- **Given problem**:
Every record here needs to be written out again exactly.

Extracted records

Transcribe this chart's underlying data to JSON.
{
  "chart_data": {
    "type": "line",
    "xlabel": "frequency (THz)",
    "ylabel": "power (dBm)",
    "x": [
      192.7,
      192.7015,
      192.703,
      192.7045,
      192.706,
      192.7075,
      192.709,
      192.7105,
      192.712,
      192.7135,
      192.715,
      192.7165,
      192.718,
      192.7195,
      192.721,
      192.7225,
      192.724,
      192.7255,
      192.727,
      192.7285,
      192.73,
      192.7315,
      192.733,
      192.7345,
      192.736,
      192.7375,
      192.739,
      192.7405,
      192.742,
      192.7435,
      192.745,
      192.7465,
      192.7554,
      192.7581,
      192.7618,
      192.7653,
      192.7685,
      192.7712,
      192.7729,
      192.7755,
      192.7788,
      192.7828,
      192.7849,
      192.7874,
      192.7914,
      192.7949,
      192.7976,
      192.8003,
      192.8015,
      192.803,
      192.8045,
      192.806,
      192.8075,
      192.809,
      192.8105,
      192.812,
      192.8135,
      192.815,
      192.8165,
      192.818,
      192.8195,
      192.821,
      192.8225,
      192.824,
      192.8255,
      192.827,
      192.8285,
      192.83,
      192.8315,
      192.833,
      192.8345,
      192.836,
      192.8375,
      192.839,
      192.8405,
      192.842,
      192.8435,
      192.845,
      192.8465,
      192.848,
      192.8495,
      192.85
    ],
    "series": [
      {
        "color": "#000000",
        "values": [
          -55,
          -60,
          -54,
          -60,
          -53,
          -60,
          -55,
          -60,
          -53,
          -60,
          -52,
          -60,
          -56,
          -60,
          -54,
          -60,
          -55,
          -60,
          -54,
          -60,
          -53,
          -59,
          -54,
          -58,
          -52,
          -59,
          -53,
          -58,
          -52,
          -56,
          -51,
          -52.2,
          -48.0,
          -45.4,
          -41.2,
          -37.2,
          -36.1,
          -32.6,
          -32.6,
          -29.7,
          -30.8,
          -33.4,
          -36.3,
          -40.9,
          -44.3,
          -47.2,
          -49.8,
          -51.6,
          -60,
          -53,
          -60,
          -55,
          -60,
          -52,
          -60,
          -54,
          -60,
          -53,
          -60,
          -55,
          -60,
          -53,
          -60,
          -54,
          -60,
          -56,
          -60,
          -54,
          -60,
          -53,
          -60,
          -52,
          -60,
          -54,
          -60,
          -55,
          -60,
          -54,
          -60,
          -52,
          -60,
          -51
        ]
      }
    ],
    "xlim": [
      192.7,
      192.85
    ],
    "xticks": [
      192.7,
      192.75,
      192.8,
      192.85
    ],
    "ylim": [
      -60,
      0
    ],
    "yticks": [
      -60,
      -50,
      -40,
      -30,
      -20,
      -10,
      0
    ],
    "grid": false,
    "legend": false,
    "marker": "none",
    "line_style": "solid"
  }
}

- **Exercise answer**:
Transcribe this chart's underlying data to JSON.
{
  "chart_data": {
    "type": "line",
    "xlabel": "frequency (THz)",
    "ylabel": "power (dBm)",
    "x": [
      192.7,
      192.7015,
      192.703,
      192.7045,
      192.706,
      192.7075,
      192.709,
      192.7105,
      192.712,
      192.7135,
      192.715,
      192.7165,
      192.718,
      192.7195,
      192.721,
      192.7225,
      192.724,
      192.7255,
      192.727,
      192.7285,
      192.73,
      192.7315,
      192.733,
      192.7345,
      192.736,
      192.7375,
      192.739,
      192.7405,
      192.742,
      192.7435,
      192.745,
      192.7465,
      192.7554,
      192.7581,
      192.7618,
      192.7653,
      192.7685,
      192.7712,
      192.7729,
      192.7755,
      192.7788,
      192.7828,
      192.7849,
      192.7874,
      192.7914,
      192.7949,
      192.7976,
      192.8003,
      192.8015,
      192.803,
      192.8045,
      192.806,
      192.8075,
      192.809,
      192.8105,
      192.812,
      192.8135,
      192.815,
      192.8165,
      192.818,
      192.8195,
      192.821,
      192.8225,
      192.824,
      192.8255,
      192.827,
      192.8285,
      192.83,
      192.8315,
      192.833,
      192.8345,
      192.836,
      192.8375,
      192.839,
      192.8405,
      192.842,
      192.8435,
      192.845,
      192.8465,
      192.848,
      192.8495,
      192.85
    ],
    "series": [
      {
        "color": "#000000",
        "values": [
          -55,
          -60,
          -54,
          -60,
          -53,
          -60,
          -55,
          -60,
          -53,
          -60,
          -52,
          -60,
          -56,
          -60,
          -54,
          -60,
          -55,
          -60,
          -54,
          -60,
          -53,
          -59,
          -54,
          -58,
          -52,
          -59,
          -53,
          -58,
          -52,
          -56,
          -51,
          -52.2,
          -48.0,
          -45.4,
          -41.2,
          -37.2,
          -36.1,
          -32.6,
          -32.6,
          -29.7,
          -30.8,
          -33.4,
          -36.3,
          -40.9,
          -44.3,
          -47.2,
          -49.8,
          -51.6,
          -60,
          -53,
          -60,
          -55,
          -60,
          -52,
          -60,
          -54,
          -60,
          -53,
          -60,
          -55,
          -60,
          -53,
          -60,
          -54,
          -60,
          -56,
          -60,
          -54,
          -60,
          -53,
          -60,
          -52,
          -60,
          -54,
          -60,
          -55,
          -60,
          -54,
          -60,
          -52,
          -60,
          -51
        ]
      }
    ],
    "xlim": [
      192.7,
      192.85
    ],
    "xticks": [
      192.7,
      192.75,
      192.8,
      192.85
    ],
    "ylim": [
      -60,
      0
    ],
    "yticks": [
      -60,
      -50,
      -40,
      -30,
      -20,
      -10,
      0
    ],
    "grid": false,
    "legend": false,
    "marker": "none",
    "line_style": "solid"
  }
}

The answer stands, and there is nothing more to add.